--- BEGIN ---

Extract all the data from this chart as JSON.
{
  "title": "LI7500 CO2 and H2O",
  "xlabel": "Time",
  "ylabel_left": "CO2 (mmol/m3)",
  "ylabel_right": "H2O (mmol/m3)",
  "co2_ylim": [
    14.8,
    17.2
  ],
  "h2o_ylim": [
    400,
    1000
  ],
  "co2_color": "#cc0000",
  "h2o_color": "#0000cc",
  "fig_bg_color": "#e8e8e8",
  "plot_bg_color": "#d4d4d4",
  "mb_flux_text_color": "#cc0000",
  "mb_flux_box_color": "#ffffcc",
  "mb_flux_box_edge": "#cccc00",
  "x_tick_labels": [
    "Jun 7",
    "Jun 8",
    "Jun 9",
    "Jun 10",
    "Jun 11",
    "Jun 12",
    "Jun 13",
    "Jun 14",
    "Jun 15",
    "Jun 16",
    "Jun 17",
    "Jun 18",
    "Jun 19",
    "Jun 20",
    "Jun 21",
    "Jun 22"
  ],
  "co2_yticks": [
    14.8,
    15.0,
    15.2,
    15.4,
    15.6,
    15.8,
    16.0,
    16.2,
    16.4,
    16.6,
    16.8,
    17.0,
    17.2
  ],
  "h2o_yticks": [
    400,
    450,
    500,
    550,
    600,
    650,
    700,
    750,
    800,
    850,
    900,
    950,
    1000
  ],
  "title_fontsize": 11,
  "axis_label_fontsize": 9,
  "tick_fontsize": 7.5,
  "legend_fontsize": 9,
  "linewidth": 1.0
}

--- END ---

> [Task brief]: In the entries above, find the lines containing the word "mmol" and say how many there are, with no other words.

> [Complete response]: 2